TASK GOAL
The answer must be every line below that contains the string "Mitgliedschaft".

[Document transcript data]
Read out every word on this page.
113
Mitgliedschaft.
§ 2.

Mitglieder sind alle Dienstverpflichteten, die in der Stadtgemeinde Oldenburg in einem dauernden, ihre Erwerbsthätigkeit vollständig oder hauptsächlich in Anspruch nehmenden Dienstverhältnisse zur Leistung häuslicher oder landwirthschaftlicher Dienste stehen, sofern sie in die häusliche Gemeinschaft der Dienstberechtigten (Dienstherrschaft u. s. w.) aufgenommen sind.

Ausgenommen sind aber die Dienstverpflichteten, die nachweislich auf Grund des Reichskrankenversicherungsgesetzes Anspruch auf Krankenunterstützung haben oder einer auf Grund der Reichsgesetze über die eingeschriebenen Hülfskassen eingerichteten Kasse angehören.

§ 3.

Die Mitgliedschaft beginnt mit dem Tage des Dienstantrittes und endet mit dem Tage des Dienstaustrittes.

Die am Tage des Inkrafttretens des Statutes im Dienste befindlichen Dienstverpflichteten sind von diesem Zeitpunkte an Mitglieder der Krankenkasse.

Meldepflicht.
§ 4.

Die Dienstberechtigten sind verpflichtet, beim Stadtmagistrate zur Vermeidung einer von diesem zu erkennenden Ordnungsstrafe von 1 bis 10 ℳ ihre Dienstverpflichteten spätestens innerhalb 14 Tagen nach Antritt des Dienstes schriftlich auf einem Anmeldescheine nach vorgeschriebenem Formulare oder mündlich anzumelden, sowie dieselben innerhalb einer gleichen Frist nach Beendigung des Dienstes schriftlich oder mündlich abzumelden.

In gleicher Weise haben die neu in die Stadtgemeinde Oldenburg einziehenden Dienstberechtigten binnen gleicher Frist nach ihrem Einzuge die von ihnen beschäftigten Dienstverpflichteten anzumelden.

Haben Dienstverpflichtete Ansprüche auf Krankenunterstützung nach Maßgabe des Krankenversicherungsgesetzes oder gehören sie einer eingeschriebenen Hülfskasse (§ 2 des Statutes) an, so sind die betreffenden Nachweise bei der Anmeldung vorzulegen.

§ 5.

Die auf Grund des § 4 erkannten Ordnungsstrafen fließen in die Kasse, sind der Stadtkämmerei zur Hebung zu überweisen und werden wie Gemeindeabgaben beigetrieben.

WRITTEN SOLUTION
Mitgliedschaft.
Die Mitgliedschaft beginnt mit dem Tage des Dienstantrittes und endet mit dem Tage des Dienstaustrittes.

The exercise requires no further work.